== Task instructions ==
Pull every line containing the word "afin" from the records.

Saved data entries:
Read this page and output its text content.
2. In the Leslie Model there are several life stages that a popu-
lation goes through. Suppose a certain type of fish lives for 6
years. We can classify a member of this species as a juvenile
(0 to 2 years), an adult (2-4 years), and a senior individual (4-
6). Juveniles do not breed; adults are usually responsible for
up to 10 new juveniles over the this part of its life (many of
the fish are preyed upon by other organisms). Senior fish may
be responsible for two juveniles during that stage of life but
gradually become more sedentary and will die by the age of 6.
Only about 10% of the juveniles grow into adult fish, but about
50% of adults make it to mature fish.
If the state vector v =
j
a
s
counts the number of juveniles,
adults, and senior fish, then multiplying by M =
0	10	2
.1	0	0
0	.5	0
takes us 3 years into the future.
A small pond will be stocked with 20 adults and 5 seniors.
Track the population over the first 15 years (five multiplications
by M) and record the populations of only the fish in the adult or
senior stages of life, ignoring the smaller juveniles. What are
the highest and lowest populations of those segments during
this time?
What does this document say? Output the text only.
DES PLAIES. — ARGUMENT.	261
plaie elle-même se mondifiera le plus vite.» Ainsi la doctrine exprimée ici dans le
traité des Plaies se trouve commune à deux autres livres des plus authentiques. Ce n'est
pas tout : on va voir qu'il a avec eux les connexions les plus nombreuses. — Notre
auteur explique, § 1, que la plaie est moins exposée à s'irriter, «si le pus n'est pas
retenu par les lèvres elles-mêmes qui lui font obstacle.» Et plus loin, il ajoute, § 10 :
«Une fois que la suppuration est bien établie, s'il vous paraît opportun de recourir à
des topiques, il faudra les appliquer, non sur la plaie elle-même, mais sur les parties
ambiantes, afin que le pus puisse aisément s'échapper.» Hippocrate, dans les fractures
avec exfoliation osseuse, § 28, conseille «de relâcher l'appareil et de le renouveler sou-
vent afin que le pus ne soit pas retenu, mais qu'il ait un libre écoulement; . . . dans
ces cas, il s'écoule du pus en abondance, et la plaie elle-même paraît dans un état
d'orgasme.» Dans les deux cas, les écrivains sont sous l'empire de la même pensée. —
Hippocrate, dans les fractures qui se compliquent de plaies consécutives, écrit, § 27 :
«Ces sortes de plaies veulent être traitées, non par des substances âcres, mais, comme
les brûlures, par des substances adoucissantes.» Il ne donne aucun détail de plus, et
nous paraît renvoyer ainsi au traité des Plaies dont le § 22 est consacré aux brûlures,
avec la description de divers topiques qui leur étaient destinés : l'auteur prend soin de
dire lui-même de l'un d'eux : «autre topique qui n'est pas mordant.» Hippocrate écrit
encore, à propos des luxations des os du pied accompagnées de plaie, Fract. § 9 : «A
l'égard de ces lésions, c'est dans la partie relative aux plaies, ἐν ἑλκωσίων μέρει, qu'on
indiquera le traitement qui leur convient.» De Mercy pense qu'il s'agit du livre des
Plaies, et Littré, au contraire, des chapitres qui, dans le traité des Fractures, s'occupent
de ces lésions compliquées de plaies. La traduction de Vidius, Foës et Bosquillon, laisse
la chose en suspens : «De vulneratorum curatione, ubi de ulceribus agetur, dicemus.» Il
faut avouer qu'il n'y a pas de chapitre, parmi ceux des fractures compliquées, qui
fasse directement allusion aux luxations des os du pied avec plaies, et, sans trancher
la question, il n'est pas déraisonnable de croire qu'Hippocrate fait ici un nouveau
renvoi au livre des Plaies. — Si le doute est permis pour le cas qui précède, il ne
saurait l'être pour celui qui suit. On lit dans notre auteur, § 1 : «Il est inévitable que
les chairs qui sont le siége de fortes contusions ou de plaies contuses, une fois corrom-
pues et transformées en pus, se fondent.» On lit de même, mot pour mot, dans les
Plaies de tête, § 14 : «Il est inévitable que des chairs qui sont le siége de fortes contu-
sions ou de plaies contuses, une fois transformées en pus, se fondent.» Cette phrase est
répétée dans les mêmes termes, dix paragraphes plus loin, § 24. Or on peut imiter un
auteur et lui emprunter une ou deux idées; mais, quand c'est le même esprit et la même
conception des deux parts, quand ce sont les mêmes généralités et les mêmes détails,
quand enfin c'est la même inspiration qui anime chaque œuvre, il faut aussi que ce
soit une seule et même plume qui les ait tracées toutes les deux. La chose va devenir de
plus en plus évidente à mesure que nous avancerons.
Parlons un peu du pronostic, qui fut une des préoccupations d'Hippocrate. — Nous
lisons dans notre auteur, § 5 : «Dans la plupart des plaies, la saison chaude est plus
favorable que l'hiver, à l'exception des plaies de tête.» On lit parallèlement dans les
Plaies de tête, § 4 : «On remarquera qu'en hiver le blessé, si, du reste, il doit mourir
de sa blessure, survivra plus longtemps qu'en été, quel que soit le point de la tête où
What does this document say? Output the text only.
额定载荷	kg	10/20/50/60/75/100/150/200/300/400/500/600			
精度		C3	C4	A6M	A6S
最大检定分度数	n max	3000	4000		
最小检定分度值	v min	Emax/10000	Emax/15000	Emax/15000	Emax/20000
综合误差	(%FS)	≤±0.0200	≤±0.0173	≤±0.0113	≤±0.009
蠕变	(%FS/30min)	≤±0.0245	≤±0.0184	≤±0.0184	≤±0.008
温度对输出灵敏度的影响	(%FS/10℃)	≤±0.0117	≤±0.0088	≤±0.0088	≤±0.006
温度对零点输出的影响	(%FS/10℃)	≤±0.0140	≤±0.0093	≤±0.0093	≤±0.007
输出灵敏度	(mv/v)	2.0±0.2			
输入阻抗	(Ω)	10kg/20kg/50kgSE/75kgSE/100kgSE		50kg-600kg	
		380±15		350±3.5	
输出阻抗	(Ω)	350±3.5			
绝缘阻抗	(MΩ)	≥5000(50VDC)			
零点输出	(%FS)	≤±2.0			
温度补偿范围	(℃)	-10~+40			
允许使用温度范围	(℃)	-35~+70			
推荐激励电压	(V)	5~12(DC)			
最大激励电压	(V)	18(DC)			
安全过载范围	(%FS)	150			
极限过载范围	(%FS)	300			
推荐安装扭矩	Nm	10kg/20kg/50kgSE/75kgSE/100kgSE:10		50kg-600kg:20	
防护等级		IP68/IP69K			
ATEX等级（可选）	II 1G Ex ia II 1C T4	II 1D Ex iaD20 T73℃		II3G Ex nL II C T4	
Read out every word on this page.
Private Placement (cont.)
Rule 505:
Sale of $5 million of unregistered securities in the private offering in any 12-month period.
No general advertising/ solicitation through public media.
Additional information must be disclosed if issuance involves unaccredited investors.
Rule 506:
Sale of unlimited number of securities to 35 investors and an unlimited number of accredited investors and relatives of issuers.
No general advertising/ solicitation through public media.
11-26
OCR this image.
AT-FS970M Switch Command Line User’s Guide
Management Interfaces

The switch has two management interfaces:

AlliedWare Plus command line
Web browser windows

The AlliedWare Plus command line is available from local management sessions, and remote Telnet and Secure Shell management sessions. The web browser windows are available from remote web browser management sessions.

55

== Final result ==
ambiantes, afin que le pus puisse aisément s'échapper.» Hippocrate, dans les fractures
vent afin que le pus ne soit pas retenu, mais qu'il ait un libre écoulement; . . . dans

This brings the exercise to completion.